Below are the records; locate each line with the word "Записать" and copy it.

# Stored data
----------------

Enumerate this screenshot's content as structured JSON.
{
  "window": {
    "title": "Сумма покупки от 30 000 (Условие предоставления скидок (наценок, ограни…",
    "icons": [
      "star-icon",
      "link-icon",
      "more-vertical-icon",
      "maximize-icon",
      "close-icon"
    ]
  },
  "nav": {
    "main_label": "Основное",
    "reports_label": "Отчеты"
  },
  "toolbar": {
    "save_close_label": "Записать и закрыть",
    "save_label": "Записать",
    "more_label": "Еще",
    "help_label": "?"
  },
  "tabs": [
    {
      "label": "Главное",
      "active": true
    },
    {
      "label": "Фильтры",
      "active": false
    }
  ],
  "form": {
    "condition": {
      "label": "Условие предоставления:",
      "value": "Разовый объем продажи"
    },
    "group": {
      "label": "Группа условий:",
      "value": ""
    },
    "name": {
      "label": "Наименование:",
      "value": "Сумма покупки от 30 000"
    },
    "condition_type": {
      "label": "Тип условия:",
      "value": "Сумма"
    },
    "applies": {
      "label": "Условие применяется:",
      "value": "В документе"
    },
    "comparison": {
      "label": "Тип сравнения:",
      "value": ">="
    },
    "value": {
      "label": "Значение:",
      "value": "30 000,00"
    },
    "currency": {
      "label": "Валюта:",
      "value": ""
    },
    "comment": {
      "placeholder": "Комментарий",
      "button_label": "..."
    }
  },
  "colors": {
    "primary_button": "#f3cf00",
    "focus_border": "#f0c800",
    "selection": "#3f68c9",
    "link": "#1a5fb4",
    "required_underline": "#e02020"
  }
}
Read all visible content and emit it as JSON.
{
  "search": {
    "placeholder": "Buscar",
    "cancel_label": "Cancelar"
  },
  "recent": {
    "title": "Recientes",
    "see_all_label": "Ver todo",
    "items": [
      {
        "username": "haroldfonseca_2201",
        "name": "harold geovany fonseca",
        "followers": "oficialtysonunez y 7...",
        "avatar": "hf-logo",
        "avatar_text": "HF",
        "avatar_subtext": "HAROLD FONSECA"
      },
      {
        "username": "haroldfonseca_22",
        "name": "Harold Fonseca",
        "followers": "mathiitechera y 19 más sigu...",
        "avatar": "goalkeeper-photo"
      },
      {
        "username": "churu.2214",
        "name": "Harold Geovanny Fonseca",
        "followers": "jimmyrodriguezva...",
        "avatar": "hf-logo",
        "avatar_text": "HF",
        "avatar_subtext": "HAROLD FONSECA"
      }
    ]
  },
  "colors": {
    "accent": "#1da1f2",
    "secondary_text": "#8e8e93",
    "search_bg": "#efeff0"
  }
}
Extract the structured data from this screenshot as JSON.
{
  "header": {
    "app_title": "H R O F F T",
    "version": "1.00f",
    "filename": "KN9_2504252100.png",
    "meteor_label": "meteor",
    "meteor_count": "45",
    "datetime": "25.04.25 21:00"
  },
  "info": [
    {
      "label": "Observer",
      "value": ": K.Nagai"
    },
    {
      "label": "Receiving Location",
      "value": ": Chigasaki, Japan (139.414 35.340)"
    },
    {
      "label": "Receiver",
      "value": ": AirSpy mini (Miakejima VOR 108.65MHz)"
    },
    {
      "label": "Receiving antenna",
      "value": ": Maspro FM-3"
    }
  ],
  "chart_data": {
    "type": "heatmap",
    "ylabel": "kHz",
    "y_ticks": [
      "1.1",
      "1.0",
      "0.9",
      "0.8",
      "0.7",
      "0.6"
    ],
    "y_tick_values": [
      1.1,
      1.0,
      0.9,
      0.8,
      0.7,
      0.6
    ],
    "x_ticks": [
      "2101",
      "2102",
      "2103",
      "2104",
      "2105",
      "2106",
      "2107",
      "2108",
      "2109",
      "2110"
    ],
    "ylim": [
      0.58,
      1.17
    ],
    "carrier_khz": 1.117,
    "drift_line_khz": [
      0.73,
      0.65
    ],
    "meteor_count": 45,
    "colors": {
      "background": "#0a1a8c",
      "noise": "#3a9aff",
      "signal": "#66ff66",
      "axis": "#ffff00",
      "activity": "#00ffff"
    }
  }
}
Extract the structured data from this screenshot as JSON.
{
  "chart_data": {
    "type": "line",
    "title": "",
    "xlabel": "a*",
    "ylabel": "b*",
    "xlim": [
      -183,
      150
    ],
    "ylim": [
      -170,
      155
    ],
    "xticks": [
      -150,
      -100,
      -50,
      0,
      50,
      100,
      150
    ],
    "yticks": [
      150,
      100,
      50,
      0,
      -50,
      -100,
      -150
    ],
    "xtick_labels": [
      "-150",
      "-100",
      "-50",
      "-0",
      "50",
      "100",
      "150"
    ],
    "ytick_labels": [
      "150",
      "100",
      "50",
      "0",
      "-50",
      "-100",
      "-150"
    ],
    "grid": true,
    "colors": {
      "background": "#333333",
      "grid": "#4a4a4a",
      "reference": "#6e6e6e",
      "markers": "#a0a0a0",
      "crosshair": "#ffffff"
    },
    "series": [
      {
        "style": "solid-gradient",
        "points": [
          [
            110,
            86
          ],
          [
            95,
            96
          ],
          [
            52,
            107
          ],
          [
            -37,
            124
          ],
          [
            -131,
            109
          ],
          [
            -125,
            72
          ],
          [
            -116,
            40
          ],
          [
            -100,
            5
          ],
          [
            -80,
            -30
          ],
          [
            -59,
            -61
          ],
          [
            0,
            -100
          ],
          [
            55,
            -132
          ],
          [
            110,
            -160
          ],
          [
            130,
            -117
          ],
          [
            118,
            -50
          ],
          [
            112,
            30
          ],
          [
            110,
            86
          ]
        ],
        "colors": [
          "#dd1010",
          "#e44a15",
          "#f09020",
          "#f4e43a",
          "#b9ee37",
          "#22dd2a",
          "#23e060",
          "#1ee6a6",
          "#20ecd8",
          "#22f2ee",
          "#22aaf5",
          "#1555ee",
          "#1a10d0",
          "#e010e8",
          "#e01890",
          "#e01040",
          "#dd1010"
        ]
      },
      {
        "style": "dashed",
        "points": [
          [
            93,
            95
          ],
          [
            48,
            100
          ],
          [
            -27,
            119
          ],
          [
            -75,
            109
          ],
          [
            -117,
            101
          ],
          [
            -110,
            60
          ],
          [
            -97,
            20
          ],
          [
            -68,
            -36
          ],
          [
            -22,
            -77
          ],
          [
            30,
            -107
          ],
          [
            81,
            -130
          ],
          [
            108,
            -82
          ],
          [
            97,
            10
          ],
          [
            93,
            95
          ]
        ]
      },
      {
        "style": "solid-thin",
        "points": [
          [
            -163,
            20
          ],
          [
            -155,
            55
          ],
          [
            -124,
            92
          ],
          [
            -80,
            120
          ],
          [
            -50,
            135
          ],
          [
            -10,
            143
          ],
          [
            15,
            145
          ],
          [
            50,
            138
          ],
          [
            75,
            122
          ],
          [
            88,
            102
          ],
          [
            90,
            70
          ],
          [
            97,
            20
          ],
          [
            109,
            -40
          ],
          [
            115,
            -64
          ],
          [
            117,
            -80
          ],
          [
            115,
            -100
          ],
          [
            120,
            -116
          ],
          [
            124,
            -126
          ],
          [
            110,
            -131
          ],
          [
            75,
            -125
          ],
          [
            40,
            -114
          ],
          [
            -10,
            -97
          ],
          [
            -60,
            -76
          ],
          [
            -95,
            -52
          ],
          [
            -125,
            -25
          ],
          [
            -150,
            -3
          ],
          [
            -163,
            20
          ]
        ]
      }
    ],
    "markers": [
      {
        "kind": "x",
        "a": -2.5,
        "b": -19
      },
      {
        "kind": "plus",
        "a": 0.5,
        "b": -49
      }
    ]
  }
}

----------------

# Task solution
    "save_close_label": "Записать и закрыть",
    "save_label": "Записать",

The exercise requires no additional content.